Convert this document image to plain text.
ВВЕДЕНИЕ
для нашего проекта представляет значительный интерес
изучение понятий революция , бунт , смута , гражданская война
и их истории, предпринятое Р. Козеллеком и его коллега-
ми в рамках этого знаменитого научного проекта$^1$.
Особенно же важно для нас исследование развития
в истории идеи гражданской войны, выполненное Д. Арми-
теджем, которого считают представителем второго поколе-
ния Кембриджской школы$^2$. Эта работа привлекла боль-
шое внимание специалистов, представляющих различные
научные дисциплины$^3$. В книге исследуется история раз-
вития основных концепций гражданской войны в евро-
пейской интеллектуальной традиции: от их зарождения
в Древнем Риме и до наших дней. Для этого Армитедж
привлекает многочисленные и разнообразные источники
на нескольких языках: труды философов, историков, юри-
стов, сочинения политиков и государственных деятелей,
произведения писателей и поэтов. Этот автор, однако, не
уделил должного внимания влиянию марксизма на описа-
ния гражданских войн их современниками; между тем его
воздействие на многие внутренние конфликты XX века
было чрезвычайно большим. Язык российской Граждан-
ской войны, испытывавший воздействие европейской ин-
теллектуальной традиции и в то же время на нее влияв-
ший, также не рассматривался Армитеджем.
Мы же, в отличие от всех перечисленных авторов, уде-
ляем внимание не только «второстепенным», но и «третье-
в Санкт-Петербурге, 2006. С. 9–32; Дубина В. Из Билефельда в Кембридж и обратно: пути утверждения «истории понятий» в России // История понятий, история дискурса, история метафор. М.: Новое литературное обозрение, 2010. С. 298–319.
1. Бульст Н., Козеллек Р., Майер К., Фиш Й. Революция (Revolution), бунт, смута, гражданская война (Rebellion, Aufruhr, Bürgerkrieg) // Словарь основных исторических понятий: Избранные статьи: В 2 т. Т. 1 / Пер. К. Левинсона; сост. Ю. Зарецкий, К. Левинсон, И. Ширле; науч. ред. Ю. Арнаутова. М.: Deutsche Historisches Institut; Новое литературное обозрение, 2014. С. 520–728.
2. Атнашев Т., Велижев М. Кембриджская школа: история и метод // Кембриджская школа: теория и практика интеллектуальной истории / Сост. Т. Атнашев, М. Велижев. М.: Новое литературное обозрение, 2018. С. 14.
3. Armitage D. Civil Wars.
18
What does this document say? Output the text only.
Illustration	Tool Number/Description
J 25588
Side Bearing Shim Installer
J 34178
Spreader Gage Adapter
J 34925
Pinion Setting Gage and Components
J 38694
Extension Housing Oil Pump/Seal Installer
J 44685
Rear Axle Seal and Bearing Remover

--------------------------------------------------

Point out every line holding the string "проекта" and copy it.

для нашего проекта представляет значительный интерес
ми в рамках этого знаменитого научного проекта$^1$.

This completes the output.